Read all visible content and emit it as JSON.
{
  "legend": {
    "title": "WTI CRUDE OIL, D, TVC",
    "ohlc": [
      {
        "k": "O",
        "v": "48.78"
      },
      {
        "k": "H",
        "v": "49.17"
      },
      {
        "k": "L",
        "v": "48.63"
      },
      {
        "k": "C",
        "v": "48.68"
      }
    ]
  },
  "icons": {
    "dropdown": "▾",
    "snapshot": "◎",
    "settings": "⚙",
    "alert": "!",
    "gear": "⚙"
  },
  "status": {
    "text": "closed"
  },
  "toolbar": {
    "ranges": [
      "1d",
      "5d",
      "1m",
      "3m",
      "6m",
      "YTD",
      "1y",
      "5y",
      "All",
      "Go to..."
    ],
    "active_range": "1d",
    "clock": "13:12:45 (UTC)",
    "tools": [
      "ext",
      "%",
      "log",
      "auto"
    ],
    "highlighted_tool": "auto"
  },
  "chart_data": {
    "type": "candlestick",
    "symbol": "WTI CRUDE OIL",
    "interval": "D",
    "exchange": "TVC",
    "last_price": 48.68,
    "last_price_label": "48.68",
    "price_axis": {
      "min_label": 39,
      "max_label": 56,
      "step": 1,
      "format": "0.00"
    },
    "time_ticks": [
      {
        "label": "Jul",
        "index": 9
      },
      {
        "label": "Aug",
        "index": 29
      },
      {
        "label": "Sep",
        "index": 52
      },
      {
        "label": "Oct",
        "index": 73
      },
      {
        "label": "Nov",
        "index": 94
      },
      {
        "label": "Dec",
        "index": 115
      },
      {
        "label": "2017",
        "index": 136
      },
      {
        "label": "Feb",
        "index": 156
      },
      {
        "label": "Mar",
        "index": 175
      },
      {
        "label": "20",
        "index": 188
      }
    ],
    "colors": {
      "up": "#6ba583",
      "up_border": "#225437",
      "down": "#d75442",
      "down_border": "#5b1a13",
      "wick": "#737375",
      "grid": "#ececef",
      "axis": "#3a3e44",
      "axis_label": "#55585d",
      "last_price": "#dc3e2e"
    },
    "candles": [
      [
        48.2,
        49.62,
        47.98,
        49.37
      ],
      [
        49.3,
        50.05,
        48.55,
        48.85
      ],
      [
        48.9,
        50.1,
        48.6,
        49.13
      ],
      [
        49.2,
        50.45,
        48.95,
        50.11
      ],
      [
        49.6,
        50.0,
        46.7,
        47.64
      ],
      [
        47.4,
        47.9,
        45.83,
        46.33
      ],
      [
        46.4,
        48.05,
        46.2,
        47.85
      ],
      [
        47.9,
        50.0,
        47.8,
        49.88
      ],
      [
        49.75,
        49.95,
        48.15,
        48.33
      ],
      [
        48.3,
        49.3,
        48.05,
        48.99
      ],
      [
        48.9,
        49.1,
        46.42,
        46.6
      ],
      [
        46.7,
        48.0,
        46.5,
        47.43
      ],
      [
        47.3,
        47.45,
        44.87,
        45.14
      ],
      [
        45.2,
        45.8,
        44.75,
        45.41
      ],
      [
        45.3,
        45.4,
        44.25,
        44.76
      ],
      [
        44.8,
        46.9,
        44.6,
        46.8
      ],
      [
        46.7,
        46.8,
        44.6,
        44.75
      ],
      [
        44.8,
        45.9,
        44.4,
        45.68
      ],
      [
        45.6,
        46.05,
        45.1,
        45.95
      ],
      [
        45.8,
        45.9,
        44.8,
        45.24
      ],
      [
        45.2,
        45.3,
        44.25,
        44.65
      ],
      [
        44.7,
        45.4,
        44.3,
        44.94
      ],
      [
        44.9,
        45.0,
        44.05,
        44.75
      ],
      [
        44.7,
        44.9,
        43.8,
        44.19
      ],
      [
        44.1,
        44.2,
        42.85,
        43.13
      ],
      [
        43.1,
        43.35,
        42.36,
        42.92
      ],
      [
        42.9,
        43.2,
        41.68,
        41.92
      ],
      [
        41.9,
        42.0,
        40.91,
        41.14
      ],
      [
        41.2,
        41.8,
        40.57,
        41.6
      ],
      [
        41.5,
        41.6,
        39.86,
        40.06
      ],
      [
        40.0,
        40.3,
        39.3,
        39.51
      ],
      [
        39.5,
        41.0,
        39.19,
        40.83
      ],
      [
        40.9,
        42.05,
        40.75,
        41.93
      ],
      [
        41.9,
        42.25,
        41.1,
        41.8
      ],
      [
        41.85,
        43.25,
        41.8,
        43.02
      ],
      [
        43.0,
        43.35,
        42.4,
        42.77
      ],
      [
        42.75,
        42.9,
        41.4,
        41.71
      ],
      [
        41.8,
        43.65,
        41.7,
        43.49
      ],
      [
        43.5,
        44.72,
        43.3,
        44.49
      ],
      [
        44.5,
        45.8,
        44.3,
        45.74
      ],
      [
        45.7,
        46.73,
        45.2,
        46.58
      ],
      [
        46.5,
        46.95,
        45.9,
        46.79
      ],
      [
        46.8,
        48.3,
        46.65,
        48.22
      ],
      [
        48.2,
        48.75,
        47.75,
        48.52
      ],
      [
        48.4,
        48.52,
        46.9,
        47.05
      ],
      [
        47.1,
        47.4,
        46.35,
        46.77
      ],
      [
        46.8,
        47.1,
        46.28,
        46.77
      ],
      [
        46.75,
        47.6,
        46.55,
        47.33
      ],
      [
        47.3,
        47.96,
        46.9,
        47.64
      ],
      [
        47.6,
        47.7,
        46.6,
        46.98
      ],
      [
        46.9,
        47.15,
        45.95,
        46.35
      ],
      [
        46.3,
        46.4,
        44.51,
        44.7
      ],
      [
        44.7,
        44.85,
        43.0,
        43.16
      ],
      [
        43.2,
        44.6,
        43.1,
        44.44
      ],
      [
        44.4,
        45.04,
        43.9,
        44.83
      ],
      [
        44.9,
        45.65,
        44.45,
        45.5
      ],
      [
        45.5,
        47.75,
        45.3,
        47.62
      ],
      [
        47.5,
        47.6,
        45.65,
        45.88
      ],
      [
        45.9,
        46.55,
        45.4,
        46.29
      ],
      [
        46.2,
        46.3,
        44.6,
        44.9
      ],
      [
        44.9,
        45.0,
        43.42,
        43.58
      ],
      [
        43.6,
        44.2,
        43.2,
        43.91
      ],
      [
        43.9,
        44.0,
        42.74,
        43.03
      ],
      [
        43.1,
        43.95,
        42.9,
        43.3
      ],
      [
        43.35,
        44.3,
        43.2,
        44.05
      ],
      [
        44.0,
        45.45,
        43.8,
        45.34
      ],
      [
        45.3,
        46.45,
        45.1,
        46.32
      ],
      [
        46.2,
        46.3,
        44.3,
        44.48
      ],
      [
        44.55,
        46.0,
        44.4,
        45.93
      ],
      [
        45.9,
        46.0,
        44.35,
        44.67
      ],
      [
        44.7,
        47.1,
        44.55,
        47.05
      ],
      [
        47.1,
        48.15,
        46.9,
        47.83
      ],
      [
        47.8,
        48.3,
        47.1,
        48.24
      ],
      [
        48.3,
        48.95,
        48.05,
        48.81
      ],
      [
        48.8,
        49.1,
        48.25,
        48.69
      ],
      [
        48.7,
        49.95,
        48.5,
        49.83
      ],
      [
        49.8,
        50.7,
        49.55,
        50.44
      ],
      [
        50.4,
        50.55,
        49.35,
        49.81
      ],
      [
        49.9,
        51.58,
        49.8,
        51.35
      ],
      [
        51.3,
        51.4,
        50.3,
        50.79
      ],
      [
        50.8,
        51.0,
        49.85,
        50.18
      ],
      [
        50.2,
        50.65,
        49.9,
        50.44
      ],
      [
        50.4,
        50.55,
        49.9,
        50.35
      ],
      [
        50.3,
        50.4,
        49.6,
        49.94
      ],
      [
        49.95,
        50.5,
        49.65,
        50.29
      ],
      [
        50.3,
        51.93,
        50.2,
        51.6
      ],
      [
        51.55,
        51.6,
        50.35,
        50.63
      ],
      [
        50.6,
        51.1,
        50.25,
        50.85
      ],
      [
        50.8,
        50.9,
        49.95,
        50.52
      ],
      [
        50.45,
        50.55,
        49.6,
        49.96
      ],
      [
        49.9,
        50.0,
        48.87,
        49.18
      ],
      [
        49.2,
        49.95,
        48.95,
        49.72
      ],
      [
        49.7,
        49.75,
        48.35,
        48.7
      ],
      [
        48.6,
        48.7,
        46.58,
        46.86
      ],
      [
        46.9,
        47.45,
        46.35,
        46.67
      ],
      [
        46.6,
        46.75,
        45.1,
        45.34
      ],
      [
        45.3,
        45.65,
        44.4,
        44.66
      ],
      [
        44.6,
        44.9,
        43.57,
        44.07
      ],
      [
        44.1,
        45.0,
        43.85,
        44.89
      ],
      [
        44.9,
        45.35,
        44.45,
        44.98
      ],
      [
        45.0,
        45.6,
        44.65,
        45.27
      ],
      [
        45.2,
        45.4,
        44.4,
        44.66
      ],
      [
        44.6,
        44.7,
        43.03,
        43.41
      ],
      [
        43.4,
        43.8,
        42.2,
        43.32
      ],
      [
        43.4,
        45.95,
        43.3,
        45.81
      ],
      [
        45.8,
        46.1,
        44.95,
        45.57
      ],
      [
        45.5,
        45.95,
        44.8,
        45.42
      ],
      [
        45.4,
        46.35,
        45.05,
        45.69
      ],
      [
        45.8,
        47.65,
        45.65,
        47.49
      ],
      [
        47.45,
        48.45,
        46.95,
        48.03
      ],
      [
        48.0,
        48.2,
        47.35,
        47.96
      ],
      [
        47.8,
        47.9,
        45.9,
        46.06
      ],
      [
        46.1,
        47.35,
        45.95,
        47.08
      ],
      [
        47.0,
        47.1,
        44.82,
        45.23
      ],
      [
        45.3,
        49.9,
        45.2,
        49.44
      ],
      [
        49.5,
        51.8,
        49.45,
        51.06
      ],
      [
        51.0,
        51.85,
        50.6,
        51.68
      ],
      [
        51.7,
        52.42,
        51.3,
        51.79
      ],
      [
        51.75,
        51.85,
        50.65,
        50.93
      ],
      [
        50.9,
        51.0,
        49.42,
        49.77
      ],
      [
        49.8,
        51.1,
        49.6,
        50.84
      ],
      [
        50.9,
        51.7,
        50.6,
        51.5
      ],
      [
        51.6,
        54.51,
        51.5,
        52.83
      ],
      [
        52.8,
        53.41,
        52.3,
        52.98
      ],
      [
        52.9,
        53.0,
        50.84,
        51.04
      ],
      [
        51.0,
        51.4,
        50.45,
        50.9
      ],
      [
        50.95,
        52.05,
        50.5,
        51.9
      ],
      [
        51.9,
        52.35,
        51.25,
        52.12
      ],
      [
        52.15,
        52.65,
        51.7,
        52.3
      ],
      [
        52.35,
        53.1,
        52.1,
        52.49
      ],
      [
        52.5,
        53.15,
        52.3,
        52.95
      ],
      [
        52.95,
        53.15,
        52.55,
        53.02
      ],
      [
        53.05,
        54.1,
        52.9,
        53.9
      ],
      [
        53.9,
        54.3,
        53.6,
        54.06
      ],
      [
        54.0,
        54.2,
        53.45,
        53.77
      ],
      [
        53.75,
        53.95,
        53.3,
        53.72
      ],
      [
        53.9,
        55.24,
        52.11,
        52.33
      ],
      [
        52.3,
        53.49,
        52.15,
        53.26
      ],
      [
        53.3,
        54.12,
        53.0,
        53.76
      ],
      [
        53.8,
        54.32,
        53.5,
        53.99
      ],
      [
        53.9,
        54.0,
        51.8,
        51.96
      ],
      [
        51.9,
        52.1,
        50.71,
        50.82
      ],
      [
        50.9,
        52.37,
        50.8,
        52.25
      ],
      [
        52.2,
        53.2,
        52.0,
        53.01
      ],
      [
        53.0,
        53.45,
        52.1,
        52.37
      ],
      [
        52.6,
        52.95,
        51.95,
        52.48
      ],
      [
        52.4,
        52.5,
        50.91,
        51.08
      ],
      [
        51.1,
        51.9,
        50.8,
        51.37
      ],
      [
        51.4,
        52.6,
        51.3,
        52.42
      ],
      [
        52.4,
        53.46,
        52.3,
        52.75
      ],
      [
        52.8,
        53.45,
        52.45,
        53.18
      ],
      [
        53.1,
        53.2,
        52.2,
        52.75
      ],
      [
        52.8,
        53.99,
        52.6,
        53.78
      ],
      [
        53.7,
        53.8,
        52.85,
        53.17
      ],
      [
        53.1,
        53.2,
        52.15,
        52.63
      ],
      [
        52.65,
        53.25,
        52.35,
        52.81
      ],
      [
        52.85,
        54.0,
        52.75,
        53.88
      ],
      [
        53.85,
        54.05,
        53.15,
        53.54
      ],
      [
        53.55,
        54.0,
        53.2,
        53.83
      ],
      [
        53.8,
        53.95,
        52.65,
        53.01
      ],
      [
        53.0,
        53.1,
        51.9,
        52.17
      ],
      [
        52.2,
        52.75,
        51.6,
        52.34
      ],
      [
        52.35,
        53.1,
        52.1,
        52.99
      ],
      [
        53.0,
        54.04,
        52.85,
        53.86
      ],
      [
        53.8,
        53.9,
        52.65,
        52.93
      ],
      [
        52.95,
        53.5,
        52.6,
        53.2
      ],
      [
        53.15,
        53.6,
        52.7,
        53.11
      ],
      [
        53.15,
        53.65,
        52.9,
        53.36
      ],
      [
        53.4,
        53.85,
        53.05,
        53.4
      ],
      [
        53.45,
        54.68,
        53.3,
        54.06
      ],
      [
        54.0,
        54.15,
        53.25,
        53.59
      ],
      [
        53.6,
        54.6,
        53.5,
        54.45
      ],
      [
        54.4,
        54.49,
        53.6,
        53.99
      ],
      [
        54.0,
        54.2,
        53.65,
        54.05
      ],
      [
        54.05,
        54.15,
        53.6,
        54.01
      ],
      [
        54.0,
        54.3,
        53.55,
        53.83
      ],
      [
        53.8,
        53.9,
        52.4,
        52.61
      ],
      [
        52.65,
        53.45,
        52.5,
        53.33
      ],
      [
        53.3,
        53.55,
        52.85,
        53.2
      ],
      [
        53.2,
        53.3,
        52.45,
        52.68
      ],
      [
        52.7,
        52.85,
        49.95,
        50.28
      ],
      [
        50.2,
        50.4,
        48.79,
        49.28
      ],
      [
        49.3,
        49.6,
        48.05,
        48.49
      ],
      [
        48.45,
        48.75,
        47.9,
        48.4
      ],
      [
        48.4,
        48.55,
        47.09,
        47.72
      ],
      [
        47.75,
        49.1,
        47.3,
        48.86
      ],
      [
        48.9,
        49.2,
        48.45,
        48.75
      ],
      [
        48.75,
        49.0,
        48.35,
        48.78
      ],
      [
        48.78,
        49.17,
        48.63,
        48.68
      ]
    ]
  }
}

* [Your goal]: Going through the lines above one by one, tally those with the word "index" and give only the total.

* [Problem solution]: 10